### Exercise objective
Repeat every line below exactly as it reads.
## start Excerpted data
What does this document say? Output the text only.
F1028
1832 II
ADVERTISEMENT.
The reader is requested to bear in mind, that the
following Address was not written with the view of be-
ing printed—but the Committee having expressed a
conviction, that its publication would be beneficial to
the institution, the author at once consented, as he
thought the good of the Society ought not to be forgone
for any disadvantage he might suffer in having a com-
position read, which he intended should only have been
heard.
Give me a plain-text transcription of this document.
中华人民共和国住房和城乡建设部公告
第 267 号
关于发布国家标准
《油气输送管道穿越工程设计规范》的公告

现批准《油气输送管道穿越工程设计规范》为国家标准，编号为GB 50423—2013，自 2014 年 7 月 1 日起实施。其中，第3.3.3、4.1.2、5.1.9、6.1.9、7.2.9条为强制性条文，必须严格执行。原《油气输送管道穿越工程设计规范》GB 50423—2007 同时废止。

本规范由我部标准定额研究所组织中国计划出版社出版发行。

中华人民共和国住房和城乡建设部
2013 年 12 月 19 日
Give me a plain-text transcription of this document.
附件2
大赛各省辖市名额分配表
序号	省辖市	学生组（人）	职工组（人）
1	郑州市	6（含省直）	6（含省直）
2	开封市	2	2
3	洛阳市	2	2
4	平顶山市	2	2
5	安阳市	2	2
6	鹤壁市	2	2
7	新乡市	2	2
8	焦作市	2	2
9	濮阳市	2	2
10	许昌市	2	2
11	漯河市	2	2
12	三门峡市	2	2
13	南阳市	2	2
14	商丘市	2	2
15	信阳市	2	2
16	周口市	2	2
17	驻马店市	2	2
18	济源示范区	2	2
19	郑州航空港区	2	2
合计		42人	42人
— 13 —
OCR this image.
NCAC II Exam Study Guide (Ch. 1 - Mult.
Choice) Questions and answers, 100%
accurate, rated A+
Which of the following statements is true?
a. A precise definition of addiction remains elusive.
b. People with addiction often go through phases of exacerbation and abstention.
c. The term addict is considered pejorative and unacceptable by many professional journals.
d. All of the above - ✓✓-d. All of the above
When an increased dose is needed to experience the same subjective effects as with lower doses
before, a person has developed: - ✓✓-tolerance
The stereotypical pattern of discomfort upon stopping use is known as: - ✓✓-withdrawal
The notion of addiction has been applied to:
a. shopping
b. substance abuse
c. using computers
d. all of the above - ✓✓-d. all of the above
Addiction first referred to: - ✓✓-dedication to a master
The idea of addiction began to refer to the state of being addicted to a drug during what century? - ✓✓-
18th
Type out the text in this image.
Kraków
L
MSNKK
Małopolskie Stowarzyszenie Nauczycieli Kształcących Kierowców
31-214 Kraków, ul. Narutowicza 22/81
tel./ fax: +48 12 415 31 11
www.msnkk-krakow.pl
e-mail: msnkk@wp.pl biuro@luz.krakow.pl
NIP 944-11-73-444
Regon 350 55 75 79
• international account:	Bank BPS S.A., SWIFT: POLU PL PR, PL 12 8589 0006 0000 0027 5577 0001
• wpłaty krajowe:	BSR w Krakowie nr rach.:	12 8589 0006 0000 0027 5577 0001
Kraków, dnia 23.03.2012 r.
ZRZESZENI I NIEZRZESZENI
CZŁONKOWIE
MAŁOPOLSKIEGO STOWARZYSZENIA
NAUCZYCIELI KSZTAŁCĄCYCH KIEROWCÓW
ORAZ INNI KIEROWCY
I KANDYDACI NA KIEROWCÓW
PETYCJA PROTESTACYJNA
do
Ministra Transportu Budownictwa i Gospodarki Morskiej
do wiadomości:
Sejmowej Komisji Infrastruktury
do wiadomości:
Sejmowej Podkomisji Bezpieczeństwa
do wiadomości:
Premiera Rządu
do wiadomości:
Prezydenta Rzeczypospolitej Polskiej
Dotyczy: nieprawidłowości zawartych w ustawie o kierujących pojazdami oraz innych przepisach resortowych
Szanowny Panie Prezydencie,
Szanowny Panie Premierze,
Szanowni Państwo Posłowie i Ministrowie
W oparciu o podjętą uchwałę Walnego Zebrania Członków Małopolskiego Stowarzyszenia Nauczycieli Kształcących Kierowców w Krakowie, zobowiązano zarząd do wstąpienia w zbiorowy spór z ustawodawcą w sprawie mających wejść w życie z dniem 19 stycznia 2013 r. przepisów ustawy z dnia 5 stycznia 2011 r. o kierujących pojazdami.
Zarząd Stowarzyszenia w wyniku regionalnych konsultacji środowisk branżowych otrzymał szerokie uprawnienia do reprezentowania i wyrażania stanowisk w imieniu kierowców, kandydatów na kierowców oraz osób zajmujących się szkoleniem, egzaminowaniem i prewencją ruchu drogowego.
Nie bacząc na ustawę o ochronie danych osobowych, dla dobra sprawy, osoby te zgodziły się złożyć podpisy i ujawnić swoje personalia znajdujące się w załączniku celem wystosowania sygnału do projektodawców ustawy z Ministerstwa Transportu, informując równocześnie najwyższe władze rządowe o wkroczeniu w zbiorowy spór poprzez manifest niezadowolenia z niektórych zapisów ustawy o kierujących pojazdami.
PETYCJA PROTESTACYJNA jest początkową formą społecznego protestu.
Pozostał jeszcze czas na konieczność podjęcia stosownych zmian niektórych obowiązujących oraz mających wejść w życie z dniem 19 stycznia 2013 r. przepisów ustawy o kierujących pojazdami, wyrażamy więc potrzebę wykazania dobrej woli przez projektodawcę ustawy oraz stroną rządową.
## end Excerpted data
### Written solution
What does this document say? Output the text only.
F1028
1832 II
ADVERTISEMENT.
The reader is requested to bear in mind, that the
following Address was not written with the view of be-
ing printed—but the Committee having expressed a
conviction, that its publication would be beneficial to
the institution, the author at once consented, as he
thought the good of the Society ought not to be forgone
for any disadvantage he might suffer in having a com-
position read, which he intended should only have been
heard.
Give me a plain-text transcription of this document.
中华人民共和国住房和城乡建设部公告
第 267 号
关于发布国家标准
《油气输送管道穿越工程设计规范》的公告

现批准《油气输送管道穿越工程设计规范》为国家标准，编号为GB 50423—2013，自 2014 年 7 月 1 日起实施。其中，第3.3.3、4.1.2、5.1.9、6.1.9、7.2.9条为强制性条文，必须严格执行。原《油气输送管道穿越工程设计规范》GB 50423—2007 同时废止。

本规范由我部标准定额研究所组织中国计划出版社出版发行。

中华人民共和国住房和城乡建设部
2013 年 12 月 19 日
Give me a plain-text transcription of this document.
附件2
大赛各省辖市名额分配表
序号	省辖市	学生组（人）	职工组（人）
1	郑州市	6（含省直）	6（含省直）
2	开封市	2	2
3	洛阳市	2	2
4	平顶山市	2	2
5	安阳市	2	2
6	鹤壁市	2	2
7	新乡市	2	2
8	焦作市	2	2
9	濮阳市	2	2
10	许昌市	2	2
11	漯河市	2	2
12	三门峡市	2	2
13	南阳市	2	2
14	商丘市	2	2
15	信阳市	2	2
16	周口市	2	2
17	驻马店市	2	2
18	济源示范区	2	2
19	郑州航空港区	2	2
合计		42人	42人
— 13 —
OCR this image.
NCAC II Exam Study Guide (Ch. 1 - Mult.
Choice) Questions and answers, 100%
accurate, rated A+
Which of the following statements is true?
a. A precise definition of addiction remains elusive.
b. People with addiction often go through phases of exacerbation and abstention.
c. The term addict is considered pejorative and unacceptable by many professional journals.
d. All of the above - ✓✓-d. All of the above
When an increased dose is needed to experience the same subjective effects as with lower doses
before, a person has developed: - ✓✓-tolerance
The stereotypical pattern of discomfort upon stopping use is known as: - ✓✓-withdrawal
The notion of addiction has been applied to:
a. shopping
b. substance abuse
c. using computers
d. all of the above - ✓✓-d. all of the above
Addiction first referred to: - ✓✓-dedication to a master
The idea of addiction began to refer to the state of being addicted to a drug during what century? - ✓✓-
18th
Type out the text in this image.
Kraków
L
MSNKK
Małopolskie Stowarzyszenie Nauczycieli Kształcących Kierowców
31-214 Kraków, ul. Narutowicza 22/81
tel./ fax: +48 12 415 31 11
www.msnkk-krakow.pl
e-mail: msnkk@wp.pl biuro@luz.krakow.pl
NIP 944-11-73-444
Regon 350 55 75 79
• international account:	Bank BPS S.A., SWIFT: POLU PL PR, PL 12 8589 0006 0000 0027 5577 0001
• wpłaty krajowe:	BSR w Krakowie nr rach.:	12 8589 0006 0000 0027 5577 0001
Kraków, dnia 23.03.2012 r.
ZRZESZENI I NIEZRZESZENI
CZŁONKOWIE
MAŁOPOLSKIEGO STOWARZYSZENIA
NAUCZYCIELI KSZTAŁCĄCYCH KIEROWCÓW
ORAZ INNI KIEROWCY
I KANDYDACI NA KIEROWCÓW
PETYCJA PROTESTACYJNA
do
Ministra Transportu Budownictwa i Gospodarki Morskiej
do wiadomości:
Sejmowej Komisji Infrastruktury
do wiadomości:
Sejmowej Podkomisji Bezpieczeństwa
do wiadomości:
Premiera Rządu
do wiadomości:
Prezydenta Rzeczypospolitej Polskiej
Dotyczy: nieprawidłowości zawartych w ustawie o kierujących pojazdami oraz innych przepisach resortowych
Szanowny Panie Prezydencie,
Szanowny Panie Premierze,
Szanowni Państwo Posłowie i Ministrowie
W oparciu o podjętą uchwałę Walnego Zebrania Członków Małopolskiego Stowarzyszenia Nauczycieli Kształcących Kierowców w Krakowie, zobowiązano zarząd do wstąpienia w zbiorowy spór z ustawodawcą w sprawie mających wejść w życie z dniem 19 stycznia 2013 r. przepisów ustawy z dnia 5 stycznia 2011 r. o kierujących pojazdami.
Zarząd Stowarzyszenia w wyniku regionalnych konsultacji środowisk branżowych otrzymał szerokie uprawnienia do reprezentowania i wyrażania stanowisk w imieniu kierowców, kandydatów na kierowców oraz osób zajmujących się szkoleniem, egzaminowaniem i prewencją ruchu drogowego.
Nie bacząc na ustawę o ochronie danych osobowych, dla dobra sprawy, osoby te zgodziły się złożyć podpisy i ujawnić swoje personalia znajdujące się w załączniku celem wystosowania sygnału do projektodawców ustawy z Ministerstwa Transportu, informując równocześnie najwyższe władze rządowe o wkroczeniu w zbiorowy spór poprzez manifest niezadowolenia z niektórych zapisów ustawy o kierujących pojazdami.
PETYCJA PROTESTACYJNA jest początkową formą społecznego protestu.
Pozostał jeszcze czas na konieczność podjęcia stosownych zmian niektórych obowiązujących oraz mających wejść w życie z dniem 19 stycznia 2013 r. przepisów ustawy o kierujących pojazdami, wyrażamy więc potrzebę wykazania dobrej woli przez projektodawcę ustawy oraz stroną rządową.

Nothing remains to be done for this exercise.